------ Given records ------

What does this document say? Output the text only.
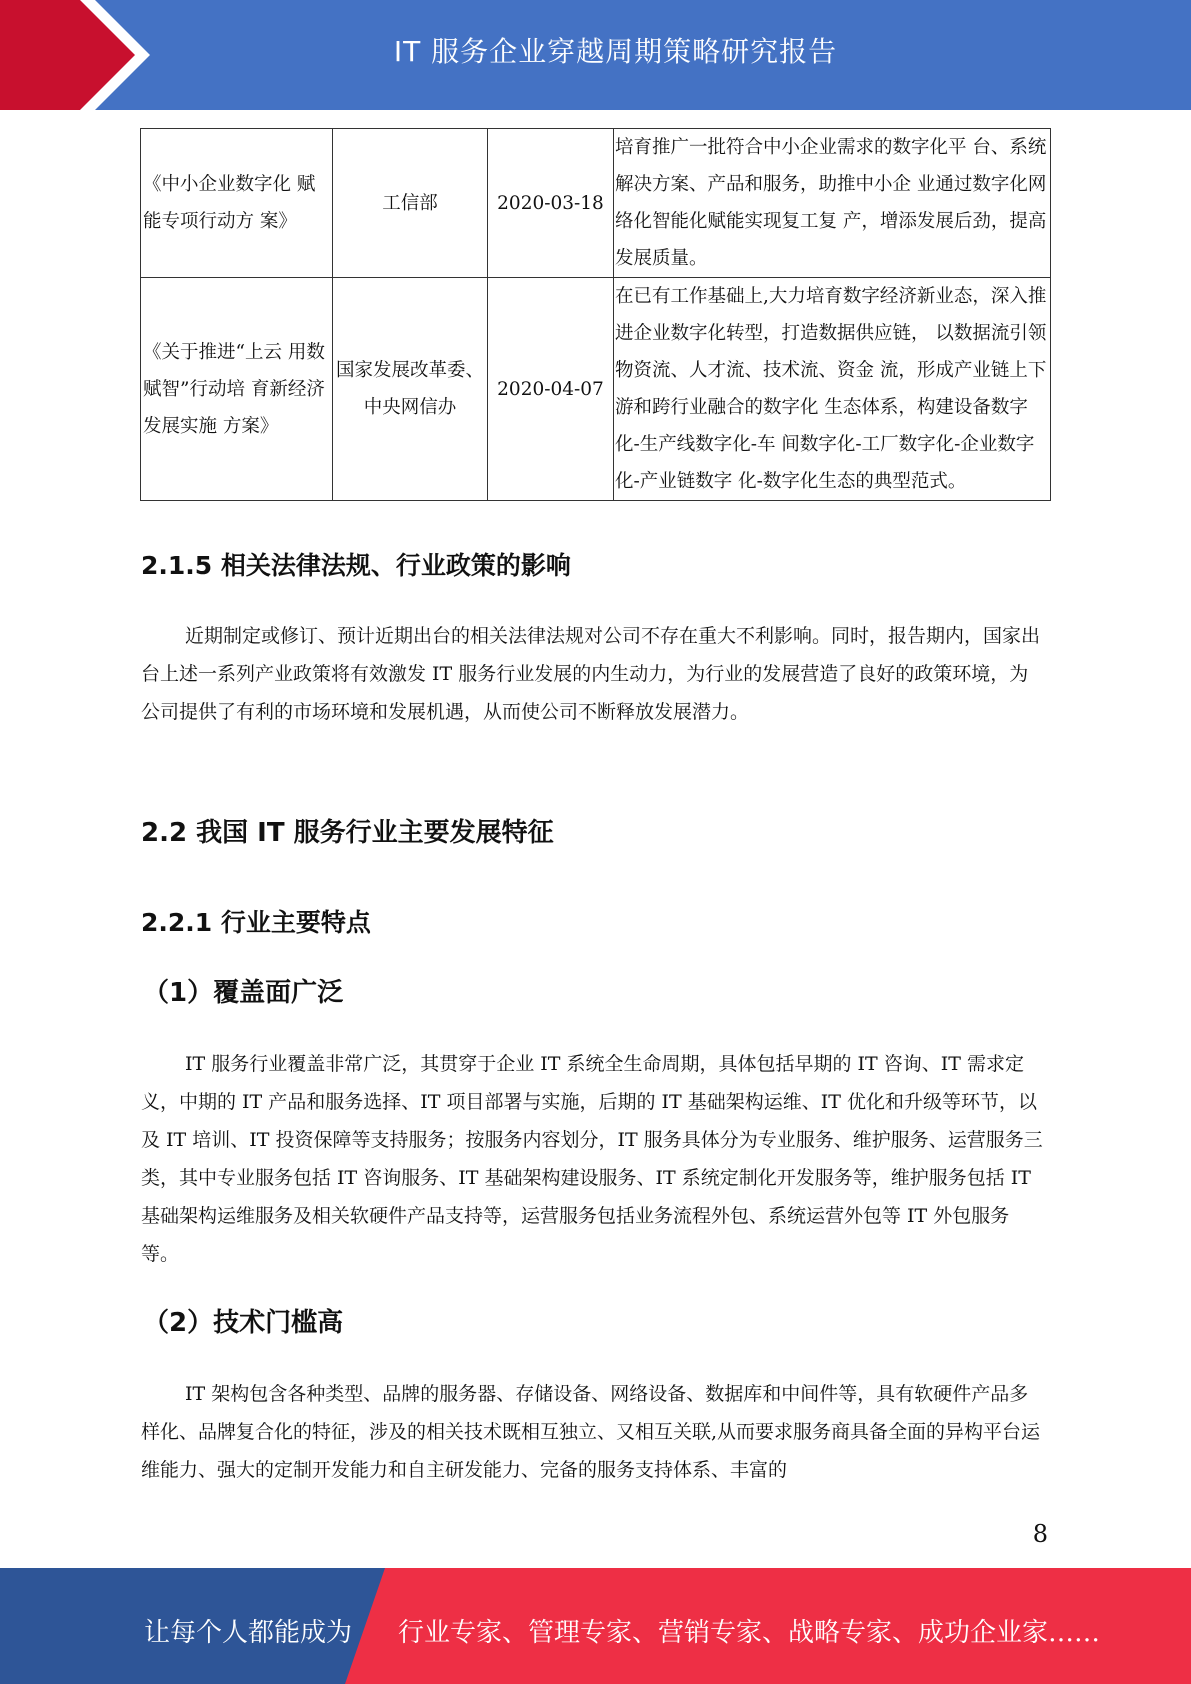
IT 服务企业穿越周期策略研究报告
《中小企业数字化 赋能专项行动方 案》	工信部	2020-03-18	培育推广一批符合中小企业需求的数字化平 台、系统解决方案、产品和服务，助推中小企 业通过数字化网络化智能化赋能实现复工复 产，增添发展后劲，提高发展质量。
《关于推进“上云 用数赋智”行动培 育新经济发展实施 方案》	国家发展改革委、中央网信办	2020-04-07	在已有工作基础上,大力培育数字经济新业态，深入推进企业数字化转型，打造数据供应链， 以数据流引领物资流、人才流、技术流、资金 流，形成产业链上下游和跨行业融合的数字化 生态体系，构建设备数字化-生产线数字化-车 间数字化-工厂数字化-企业数字化-产业链数字 化-数字化生态的典型范式。
2.1.5 相关法律法规、行业政策的影响

近期制定或修订、预计近期出台的相关法律法规对公司不存在重大不利影响。同时，报告期内，国家出台上述一系列产业政策将有效激发 IT 服务行业发展的内生动力，为行业的发展营造了良好的政策环境，为公司提供了有利的市场环境和发展机遇，从而使公司不断释放发展潜力。

2.2 我国 IT 服务行业主要发展特征
2.2.1 行业主要特点
（1）覆盖面广泛

IT 服务行业覆盖非常广泛，其贯穿于企业 IT 系统全生命周期，具体包括早期的 IT 咨询、IT 需求定义，中期的 IT 产品和服务选择、IT 项目部署与实施，后期的 IT 基础架构运维、IT 优化和升级等环节，以及 IT 培训、IT 投资保障等支持服务；按服务内容划分，IT 服务具体分为专业服务、维护服务、运营服务三类，其中专业服务包括 IT 咨询服务、IT 基础架构建设服务、IT 系统定制化开发服务等，维护服务包括 IT 基础架构运维服务及相关软硬件产品支持等，运营服务包括业务流程外包、系统运营外包等 IT 外包服务等。

（2）技术门槛高

IT 架构包含各种类型、品牌的服务器、存储设备、网络设备、数据库和中间件等，具有软硬件产品多样化、品牌复合化的特征，涉及的相关技术既相互独立、又相互关联,从而要求服务商具备全面的异构平台运维能力、强大的定制开发能力和自主研发能力、完备的服务支持体系、丰富的

8
让每个人都能成为 行业专家、管理专家、营销专家、战略专家、成功企业家……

------

Reproduce all the records verbatim, excluding images.

**Answer for the task**
What does this document say? Output the text only.
IT 服务企业穿越周期策略研究报告
《中小企业数字化 赋能专项行动方 案》	工信部	2020-03-18	培育推广一批符合中小企业需求的数字化平 台、系统解决方案、产品和服务，助推中小企 业通过数字化网络化智能化赋能实现复工复 产，增添发展后劲，提高发展质量。
《关于推进“上云 用数赋智”行动培 育新经济发展实施 方案》	国家发展改革委、中央网信办	2020-04-07	在已有工作基础上,大力培育数字经济新业态，深入推进企业数字化转型，打造数据供应链， 以数据流引领物资流、人才流、技术流、资金 流，形成产业链上下游和跨行业融合的数字化 生态体系，构建设备数字化-生产线数字化-车 间数字化-工厂数字化-企业数字化-产业链数字 化-数字化生态的典型范式。
2.1.5 相关法律法规、行业政策的影响

近期制定或修订、预计近期出台的相关法律法规对公司不存在重大不利影响。同时，报告期内，国家出台上述一系列产业政策将有效激发 IT 服务行业发展的内生动力，为行业的发展营造了良好的政策环境，为公司提供了有利的市场环境和发展机遇，从而使公司不断释放发展潜力。

2.2 我国 IT 服务行业主要发展特征
2.2.1 行业主要特点
（1）覆盖面广泛

IT 服务行业覆盖非常广泛，其贯穿于企业 IT 系统全生命周期，具体包括早期的 IT 咨询、IT 需求定义，中期的 IT 产品和服务选择、IT 项目部署与实施，后期的 IT 基础架构运维、IT 优化和升级等环节，以及 IT 培训、IT 投资保障等支持服务；按服务内容划分，IT 服务具体分为专业服务、维护服务、运营服务三类，其中专业服务包括 IT 咨询服务、IT 基础架构建设服务、IT 系统定制化开发服务等，维护服务包括 IT 基础架构运维服务及相关软硬件产品支持等，运营服务包括业务流程外包、系统运营外包等 IT 外包服务等。

（2）技术门槛高

IT 架构包含各种类型、品牌的服务器、存储设备、网络设备、数据库和中间件等，具有软硬件产品多样化、品牌复合化的特征，涉及的相关技术既相互独立、又相互关联,从而要求服务商具备全面的异构平台运维能力、强大的定制开发能力和自主研发能力、完备的服务支持体系、丰富的

8
让每个人都能成为 行业专家、管理专家、营销专家、战略专家、成功企业家……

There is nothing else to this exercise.